┌─ DOCUMENT

And a Joy Arose Inside His Heart

So I walked up the mesa again today. It was ferociously windy, maybe 55 degrees, with a bright sun under mostly cloudless skies. Wearing only shorts and T-shirt, I wasn’t cold. What clouds there were blew over the mountains long and straight, cloud-taffy pulled out by the western wind.

As I walked, I thought about another hike a few years back. At the time, I was worried I was dying and had just had an encounter with a spectral darkness on the trail. The upshot was that I made a bargain with the Creator, that if I could stay healthy until I was 90, I’d gladly shed my mortal coil then. (Short-sighted, wasn’t it!) Well, today I had another little talk and put in a pitch for more time: if living past 90 would make someone happy, then please extend my stay, is how I put it. I guess we’ll see. Pretty nifty social engineering on my ass, though.

somewhere in the neighborhood with Lobo Peak

The thing is, I’ve had so much more energy lately. It’s like I’m just waking up and don’t want the party to end before I’ve had my fun. So many incredible things have happened to me over the years, and yet I know I mostly missed them. That’s how it always is. But if I could go back in time with the emotional muscle I have now, I’d pick the first 10 years of my life on the Eastern Shore of Maryland, say ’75-’85. (There are so many times, but this will do.) To think that I arrived before the final ruination of development, when country life was still a WAY of life and living on the water wasn’t just for swells, but didn’t recognize it for the awesome gift it was instead of just another whistle-stop… If I could go back and pay attention, soak it up, smell and taste it all again, I’ll bet the days would get real slow, and if I paid enough attention, I could kill time dead. My wife would be there too, again, the way she is now only happier, because I wouldn’t be crazy, stirring up the mud. If only. That’s not the way this rolls, though, is it?

└─
┌─ DATA EXCERPT

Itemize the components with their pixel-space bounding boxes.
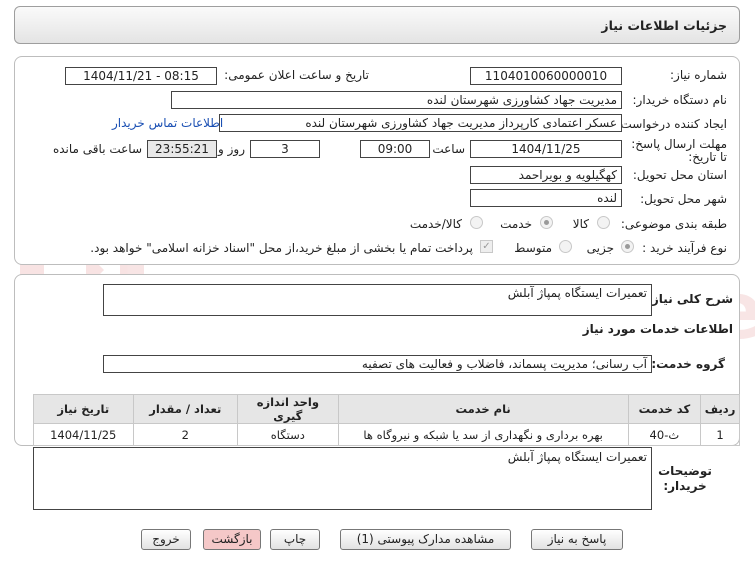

└─

• [AIM]:
Reproduce the essay about the mesa walk word for word, everything from "So I walked" down to "my ass, though.".

• [EXPECTED OUTPUT]:
So I walked up the mesa again today. It was ferociously windy, maybe 55 degrees, with a bright sun under mostly cloudless skies. Wearing only shorts and T-shirt, I wasn’t cold. What clouds there were blew over the mountains long and straight, cloud-taffy pulled out by the western wind.

As I walked, I thought about another hike a few years back. At the time, I was worried I was dying and had just had an encounter with a spectral darkness on the trail. The upshot was that I made a bargain with the Creator, that if I could stay healthy until I was 90, I’d gladly shed my mortal coil then. (Short-sighted, wasn’t it!) Well, today I had another little talk and put in a pitch for more time: if living past 90 would make someone happy, then please extend my stay, is how I put it. I guess we’ll see. Pretty nifty social engineering on my ass, though.